WRITTEN EXERCISE: Collect every line that includes the string "meghatározott".

PROVIDED RECORDS:

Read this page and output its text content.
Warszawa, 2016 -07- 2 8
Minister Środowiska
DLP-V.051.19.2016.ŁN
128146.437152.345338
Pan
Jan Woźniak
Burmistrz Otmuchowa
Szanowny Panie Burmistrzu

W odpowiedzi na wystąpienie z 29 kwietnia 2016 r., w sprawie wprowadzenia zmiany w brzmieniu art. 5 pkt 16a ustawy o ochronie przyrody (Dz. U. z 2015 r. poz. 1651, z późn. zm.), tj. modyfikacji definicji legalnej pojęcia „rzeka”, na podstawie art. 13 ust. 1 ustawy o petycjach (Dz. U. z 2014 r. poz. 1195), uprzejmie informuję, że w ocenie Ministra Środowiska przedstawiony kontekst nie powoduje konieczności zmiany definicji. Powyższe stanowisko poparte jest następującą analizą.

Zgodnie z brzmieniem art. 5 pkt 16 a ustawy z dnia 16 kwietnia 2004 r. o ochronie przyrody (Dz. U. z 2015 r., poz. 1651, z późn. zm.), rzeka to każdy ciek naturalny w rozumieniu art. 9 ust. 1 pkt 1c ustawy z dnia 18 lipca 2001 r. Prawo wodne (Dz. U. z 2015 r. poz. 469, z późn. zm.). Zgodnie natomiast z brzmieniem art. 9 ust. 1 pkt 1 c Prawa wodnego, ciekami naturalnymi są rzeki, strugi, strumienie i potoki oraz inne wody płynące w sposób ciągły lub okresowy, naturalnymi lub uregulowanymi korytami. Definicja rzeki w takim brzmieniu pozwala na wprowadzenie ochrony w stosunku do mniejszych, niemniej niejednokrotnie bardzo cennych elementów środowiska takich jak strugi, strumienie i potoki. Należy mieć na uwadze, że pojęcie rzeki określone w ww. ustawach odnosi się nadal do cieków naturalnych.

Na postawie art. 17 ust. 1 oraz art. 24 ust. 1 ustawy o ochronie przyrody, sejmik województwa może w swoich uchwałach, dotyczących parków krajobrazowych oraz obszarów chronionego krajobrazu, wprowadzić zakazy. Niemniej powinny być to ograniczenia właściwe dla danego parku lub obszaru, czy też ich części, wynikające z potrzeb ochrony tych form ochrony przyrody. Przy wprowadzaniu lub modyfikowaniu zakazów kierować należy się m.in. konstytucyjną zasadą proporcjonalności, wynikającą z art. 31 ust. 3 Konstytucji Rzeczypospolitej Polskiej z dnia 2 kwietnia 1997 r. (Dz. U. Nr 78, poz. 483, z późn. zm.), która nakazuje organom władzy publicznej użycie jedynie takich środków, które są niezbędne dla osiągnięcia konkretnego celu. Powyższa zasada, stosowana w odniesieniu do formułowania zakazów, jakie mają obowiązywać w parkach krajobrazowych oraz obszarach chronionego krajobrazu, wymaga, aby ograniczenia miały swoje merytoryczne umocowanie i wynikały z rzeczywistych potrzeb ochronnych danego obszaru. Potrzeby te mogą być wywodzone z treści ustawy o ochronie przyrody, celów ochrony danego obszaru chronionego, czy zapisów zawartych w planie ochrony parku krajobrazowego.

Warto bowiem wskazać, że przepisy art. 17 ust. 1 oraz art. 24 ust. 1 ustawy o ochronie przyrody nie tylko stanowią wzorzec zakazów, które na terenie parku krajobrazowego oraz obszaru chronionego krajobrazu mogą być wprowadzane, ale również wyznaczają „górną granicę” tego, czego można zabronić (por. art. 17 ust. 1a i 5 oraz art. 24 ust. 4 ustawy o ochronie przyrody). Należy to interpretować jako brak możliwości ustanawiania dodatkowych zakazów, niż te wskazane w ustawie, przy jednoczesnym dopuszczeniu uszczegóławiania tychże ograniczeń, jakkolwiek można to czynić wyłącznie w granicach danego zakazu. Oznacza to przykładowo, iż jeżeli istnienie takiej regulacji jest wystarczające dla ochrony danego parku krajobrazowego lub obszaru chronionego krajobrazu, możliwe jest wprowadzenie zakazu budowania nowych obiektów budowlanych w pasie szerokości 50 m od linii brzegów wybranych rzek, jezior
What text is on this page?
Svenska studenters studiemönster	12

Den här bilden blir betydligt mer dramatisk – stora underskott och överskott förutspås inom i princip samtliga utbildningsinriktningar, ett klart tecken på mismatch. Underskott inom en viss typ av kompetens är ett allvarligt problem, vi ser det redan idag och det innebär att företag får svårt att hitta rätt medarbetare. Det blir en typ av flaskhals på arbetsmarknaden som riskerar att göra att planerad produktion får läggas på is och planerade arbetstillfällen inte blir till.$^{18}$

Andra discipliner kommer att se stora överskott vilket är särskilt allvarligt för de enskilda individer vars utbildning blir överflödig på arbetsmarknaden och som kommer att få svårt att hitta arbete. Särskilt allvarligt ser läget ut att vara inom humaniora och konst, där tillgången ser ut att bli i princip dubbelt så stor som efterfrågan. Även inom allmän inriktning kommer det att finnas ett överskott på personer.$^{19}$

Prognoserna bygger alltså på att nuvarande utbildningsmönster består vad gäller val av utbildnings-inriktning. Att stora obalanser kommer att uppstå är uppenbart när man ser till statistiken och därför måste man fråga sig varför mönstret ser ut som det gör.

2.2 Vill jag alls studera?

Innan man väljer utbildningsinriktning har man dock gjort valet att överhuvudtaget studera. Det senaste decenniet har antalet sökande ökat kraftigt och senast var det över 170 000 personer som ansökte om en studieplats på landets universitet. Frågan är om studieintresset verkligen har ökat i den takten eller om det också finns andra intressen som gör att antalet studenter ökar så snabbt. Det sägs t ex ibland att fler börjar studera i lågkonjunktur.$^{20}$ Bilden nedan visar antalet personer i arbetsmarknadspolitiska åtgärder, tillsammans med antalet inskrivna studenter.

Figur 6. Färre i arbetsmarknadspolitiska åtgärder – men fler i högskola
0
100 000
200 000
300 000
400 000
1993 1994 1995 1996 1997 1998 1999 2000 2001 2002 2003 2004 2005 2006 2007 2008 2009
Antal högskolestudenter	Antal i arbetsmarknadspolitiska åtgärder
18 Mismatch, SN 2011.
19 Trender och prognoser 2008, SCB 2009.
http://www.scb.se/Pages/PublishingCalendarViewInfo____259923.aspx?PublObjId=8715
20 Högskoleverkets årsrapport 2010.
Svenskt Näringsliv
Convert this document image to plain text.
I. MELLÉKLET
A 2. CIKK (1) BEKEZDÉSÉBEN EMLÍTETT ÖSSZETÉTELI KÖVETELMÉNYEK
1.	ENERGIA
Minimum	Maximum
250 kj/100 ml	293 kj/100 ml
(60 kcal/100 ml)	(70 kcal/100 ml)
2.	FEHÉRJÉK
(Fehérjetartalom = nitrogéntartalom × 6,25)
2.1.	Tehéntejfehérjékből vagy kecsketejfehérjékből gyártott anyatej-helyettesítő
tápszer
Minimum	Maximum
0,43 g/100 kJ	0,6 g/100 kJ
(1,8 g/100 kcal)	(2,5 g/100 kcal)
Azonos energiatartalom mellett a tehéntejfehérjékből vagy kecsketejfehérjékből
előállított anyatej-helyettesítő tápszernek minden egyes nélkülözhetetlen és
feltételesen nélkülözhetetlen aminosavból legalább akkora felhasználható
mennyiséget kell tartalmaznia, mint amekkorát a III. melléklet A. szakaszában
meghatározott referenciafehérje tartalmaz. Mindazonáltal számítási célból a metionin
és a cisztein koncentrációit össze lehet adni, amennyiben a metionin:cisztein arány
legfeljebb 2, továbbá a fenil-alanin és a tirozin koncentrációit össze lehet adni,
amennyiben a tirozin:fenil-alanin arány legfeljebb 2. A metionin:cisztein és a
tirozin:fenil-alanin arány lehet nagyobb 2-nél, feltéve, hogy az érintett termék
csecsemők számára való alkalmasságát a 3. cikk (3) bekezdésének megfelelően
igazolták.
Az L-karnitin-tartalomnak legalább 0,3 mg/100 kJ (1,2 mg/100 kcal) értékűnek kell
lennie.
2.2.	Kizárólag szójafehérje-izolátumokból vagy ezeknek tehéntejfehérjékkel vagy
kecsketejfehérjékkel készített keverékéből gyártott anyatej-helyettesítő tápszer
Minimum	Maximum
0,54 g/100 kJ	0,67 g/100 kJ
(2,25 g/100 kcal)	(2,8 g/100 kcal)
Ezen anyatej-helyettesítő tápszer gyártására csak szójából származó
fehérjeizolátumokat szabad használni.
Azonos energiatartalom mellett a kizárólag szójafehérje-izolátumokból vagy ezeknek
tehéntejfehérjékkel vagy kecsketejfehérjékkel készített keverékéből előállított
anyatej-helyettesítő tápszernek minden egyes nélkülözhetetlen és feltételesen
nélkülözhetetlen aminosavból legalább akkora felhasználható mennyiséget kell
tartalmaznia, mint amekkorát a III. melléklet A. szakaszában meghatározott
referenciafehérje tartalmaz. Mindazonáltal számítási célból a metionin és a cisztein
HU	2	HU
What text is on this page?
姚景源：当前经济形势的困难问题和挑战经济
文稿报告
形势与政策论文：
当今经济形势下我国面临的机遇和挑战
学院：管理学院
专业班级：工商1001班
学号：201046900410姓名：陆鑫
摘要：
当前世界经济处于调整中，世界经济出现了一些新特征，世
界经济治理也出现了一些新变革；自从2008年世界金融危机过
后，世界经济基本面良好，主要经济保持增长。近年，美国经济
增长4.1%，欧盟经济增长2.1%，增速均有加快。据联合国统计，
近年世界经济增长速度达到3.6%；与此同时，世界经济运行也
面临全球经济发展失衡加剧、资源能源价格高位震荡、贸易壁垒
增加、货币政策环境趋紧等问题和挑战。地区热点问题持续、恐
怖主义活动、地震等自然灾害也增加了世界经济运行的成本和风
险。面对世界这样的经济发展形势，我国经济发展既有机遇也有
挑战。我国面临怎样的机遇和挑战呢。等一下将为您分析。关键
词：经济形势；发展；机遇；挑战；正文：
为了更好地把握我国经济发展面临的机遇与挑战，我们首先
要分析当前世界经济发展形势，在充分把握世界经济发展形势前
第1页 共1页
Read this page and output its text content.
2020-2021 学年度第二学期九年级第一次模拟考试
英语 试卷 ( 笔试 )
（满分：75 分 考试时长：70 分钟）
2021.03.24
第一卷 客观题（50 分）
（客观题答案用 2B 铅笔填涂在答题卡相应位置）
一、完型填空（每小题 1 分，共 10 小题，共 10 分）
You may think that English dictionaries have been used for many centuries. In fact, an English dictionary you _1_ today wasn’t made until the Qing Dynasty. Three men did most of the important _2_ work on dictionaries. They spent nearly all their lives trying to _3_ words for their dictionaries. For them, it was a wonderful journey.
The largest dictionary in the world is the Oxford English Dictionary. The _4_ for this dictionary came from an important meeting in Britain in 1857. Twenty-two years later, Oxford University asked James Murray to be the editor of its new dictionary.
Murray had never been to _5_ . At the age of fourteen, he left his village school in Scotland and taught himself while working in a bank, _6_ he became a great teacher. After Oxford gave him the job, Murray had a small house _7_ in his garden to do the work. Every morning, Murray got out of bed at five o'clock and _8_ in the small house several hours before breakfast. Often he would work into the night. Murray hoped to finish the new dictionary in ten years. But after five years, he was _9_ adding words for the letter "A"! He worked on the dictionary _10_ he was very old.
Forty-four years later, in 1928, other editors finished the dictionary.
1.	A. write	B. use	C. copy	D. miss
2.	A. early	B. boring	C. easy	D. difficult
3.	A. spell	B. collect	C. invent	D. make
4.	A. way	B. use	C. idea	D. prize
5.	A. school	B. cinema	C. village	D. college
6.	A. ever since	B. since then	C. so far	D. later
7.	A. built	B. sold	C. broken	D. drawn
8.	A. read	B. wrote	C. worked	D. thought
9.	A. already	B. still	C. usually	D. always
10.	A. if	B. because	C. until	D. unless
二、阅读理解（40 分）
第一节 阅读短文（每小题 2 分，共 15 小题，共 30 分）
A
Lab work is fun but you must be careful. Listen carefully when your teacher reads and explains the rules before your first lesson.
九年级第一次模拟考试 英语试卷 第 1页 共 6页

ANSWER TO THIS EXERCISE:
meghatározott referenciafehérje tartalmaz. Mindazonáltal számítási célból a metionin
tartalmaznia, mint amekkorát a III. melléklet A. szakaszában meghatározott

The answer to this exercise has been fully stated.